=== Directions for this task ===
Wherever a line holds the word "title", copy that line out.

=== Records for this exercise ===
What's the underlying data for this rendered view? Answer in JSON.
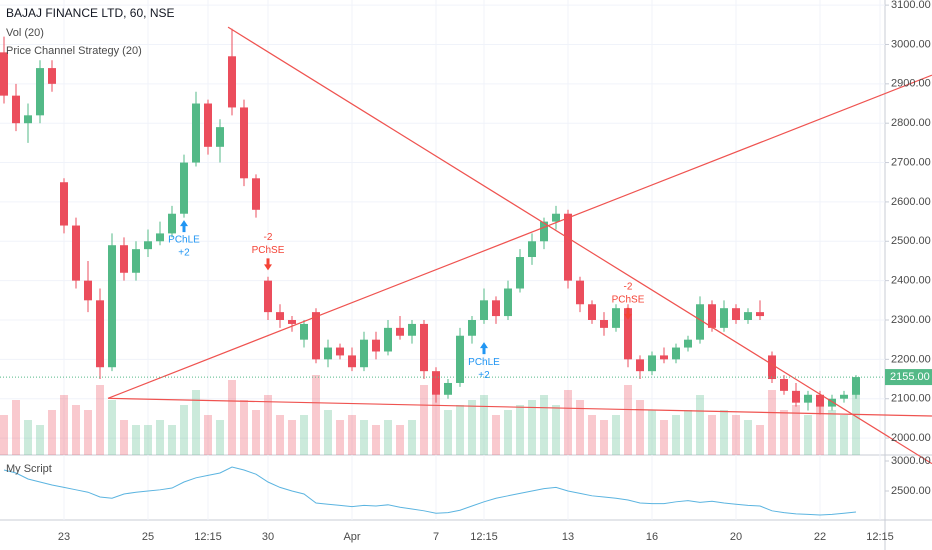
{
  "chart_data": [
    {
      "type": "candlestick",
      "title": "BAJAJ FINANCE LTD, 60, NSE",
      "indicators": [
        "Vol (20)",
        "Price Channel Strategy (20)"
      ],
      "categories": [
        null,
        null,
        null,
        null,
        null,
        "23",
        null,
        null,
        null,
        null,
        null,
        null,
        "25",
        null,
        null,
        null,
        null,
        "12:15",
        null,
        null,
        null,
        null,
        "30",
        null,
        null,
        null,
        null,
        null,
        null,
        "Apr",
        null,
        null,
        null,
        null,
        null,
        null,
        "7",
        null,
        null,
        null,
        "12:15",
        null,
        null,
        null,
        null,
        null,
        null,
        "13",
        null,
        null,
        null,
        null,
        null,
        null,
        "16",
        null,
        null,
        null,
        null,
        null,
        null,
        "20",
        null,
        null,
        null,
        null,
        null,
        null,
        "22",
        null,
        null,
        null,
        null,
        "12:15"
      ],
      "open": [
        2980,
        2870,
        2800,
        2820,
        2940,
        2650,
        2540,
        2400,
        2350,
        2180,
        2490,
        2420,
        2480,
        2500,
        2520,
        2570,
        2700,
        2850,
        2740,
        2970,
        2840,
        2660,
        2400,
        2320,
        2300,
        2250,
        2320,
        2200,
        2230,
        2210,
        2180,
        2250,
        2220,
        2280,
        2260,
        2290,
        2170,
        2110,
        2140,
        2260,
        2300,
        2350,
        2310,
        2380,
        2460,
        2500,
        2550,
        2570,
        2400,
        2340,
        2300,
        2280,
        2330,
        2200,
        2170,
        2210,
        2200,
        2230,
        2250,
        2340,
        2280,
        2330,
        2300,
        2320,
        2210,
        2150,
        2120,
        2090,
        2110,
        2080,
        2100,
        2110,
        null,
        null
      ],
      "high": [
        3020,
        2900,
        2850,
        2960,
        2960,
        2660,
        2560,
        2450,
        2380,
        2520,
        2510,
        2500,
        2530,
        2550,
        2590,
        2720,
        2880,
        2860,
        2810,
        3040,
        2860,
        2670,
        2410,
        2340,
        2310,
        2300,
        2330,
        2250,
        2240,
        2230,
        2270,
        2270,
        2300,
        2310,
        2300,
        2300,
        2180,
        2150,
        2280,
        2310,
        2380,
        2360,
        2400,
        2480,
        2520,
        2560,
        2590,
        2580,
        2410,
        2350,
        2320,
        2340,
        2340,
        2210,
        2220,
        2230,
        2240,
        2260,
        2360,
        2350,
        2350,
        2340,
        2330,
        2350,
        2220,
        2160,
        2140,
        2120,
        2120,
        2110,
        2120,
        2160,
        null,
        null
      ],
      "low": [
        2850,
        2780,
        2750,
        2800,
        2880,
        2520,
        2380,
        2320,
        2150,
        2170,
        2400,
        2400,
        2460,
        2490,
        2510,
        2560,
        2690,
        2720,
        2700,
        2820,
        2640,
        2560,
        2300,
        2280,
        2270,
        2230,
        2190,
        2180,
        2200,
        2170,
        2170,
        2200,
        2210,
        2250,
        2240,
        2150,
        2090,
        2100,
        2130,
        2240,
        2290,
        2290,
        2300,
        2370,
        2440,
        2480,
        2530,
        2380,
        2320,
        2290,
        2260,
        2270,
        2180,
        2150,
        2160,
        2190,
        2190,
        2220,
        2240,
        2270,
        2270,
        2290,
        2290,
        2300,
        2140,
        2110,
        2080,
        2070,
        2060,
        2070,
        2090,
        2100,
        null,
        null
      ],
      "close": [
        2870,
        2800,
        2820,
        2940,
        2900,
        2540,
        2400,
        2350,
        2180,
        2490,
        2420,
        2480,
        2500,
        2520,
        2570,
        2700,
        2850,
        2740,
        2790,
        2840,
        2660,
        2580,
        2320,
        2300,
        2290,
        2290,
        2200,
        2230,
        2210,
        2180,
        2250,
        2220,
        2280,
        2260,
        2290,
        2170,
        2110,
        2140,
        2260,
        2300,
        2350,
        2310,
        2380,
        2460,
        2500,
        2550,
        2570,
        2400,
        2340,
        2300,
        2280,
        2330,
        2200,
        2170,
        2210,
        2200,
        2230,
        2250,
        2340,
        2280,
        2330,
        2300,
        2320,
        2310,
        2150,
        2120,
        2090,
        2110,
        2080,
        2100,
        2110,
        2155,
        null,
        null
      ],
      "volume": [
        40,
        55,
        35,
        30,
        45,
        60,
        50,
        45,
        70,
        55,
        35,
        30,
        30,
        35,
        30,
        50,
        65,
        40,
        35,
        75,
        55,
        45,
        60,
        40,
        35,
        40,
        80,
        45,
        35,
        40,
        35,
        30,
        35,
        30,
        35,
        70,
        60,
        45,
        50,
        55,
        60,
        40,
        45,
        50,
        55,
        60,
        50,
        65,
        55,
        40,
        35,
        40,
        70,
        55,
        45,
        35,
        40,
        45,
        60,
        40,
        45,
        40,
        35,
        30,
        65,
        45,
        50,
        40,
        55,
        45,
        40,
        75,
        null,
        null
      ],
      "up_color": "#53b987",
      "down_color": "#eb4d5c",
      "line_color": "#ef5350",
      "ylim": [
        1957,
        3113
      ],
      "yticks": [
        {
          "value": 2000,
          "label": "2000.00"
        },
        {
          "value": 2100,
          "label": "2100.00"
        },
        {
          "value": 2200,
          "label": "2200.00"
        },
        {
          "value": 2300,
          "label": "2300.00"
        },
        {
          "value": 2400,
          "label": "2400.00"
        },
        {
          "value": 2500,
          "label": "2500.00"
        },
        {
          "value": 2600,
          "label": "2600.00"
        },
        {
          "value": 2700,
          "label": "2700.00"
        },
        {
          "value": 2800,
          "label": "2800.00"
        },
        {
          "value": 2900,
          "label": "2900.00"
        },
        {
          "value": 3000,
          "label": "3000.00"
        },
        {
          "value": 3100,
          "label": "3100.00"
        }
      ],
      "last_price": {
        "value": 2155,
        "label": "2155.00"
      },
      "trendlines": [
        {
          "x": [
            18.67,
            77.33
          ],
          "y": [
            3044,
            1935
          ]
        },
        {
          "x": [
            8.67,
            77.33
          ],
          "y": [
            2101,
            2922
          ]
        },
        {
          "x": [
            8.67,
            77.33
          ],
          "y": [
            2101,
            2056
          ]
        }
      ],
      "annotations": [
        {
          "label": "PChLE",
          "sub": "+2",
          "x": 15,
          "y": 2503,
          "side": "long"
        },
        {
          "label": "PChSE",
          "sub": "-2",
          "x": 22,
          "y": 2510,
          "side": "short"
        },
        {
          "label": "PChLE",
          "sub": "+2",
          "x": 40,
          "y": 2193,
          "side": "long"
        },
        {
          "label": "PChSE",
          "sub": "-2",
          "x": 52,
          "y": 2384,
          "side": "short"
        }
      ],
      "grid": true
    },
    {
      "type": "line",
      "title": "My Script",
      "color": "#5bb4e0",
      "values": [
        2850,
        2800,
        2700,
        2650,
        2600,
        2560,
        2520,
        2480,
        2400,
        2380,
        2450,
        2480,
        2500,
        2520,
        2550,
        2650,
        2720,
        2760,
        2800,
        2900,
        2850,
        2780,
        2650,
        2560,
        2500,
        2450,
        2300,
        2280,
        2260,
        2240,
        2260,
        2250,
        2270,
        2230,
        2200,
        2170,
        2130,
        2140,
        2180,
        2250,
        2320,
        2380,
        2420,
        2460,
        2500,
        2540,
        2560,
        2500,
        2460,
        2420,
        2400,
        2380,
        2350,
        2300,
        2290,
        2290,
        2320,
        2340,
        2310,
        2330,
        2300,
        2280,
        2260,
        2250,
        2170,
        2140,
        2120,
        2110,
        2100,
        2110,
        2130,
        2150,
        null,
        null
      ],
      "ylim": [
        2017,
        3100
      ],
      "yticks": [
        {
          "value": 2500,
          "label": "2500.00"
        },
        {
          "value": 3000,
          "label": "3000.00"
        }
      ]
    }
  ]
}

=== Exercise solution ===
      "title": "BAJAJ FINANCE LTD, 60, NSE",
      "title": "My Script",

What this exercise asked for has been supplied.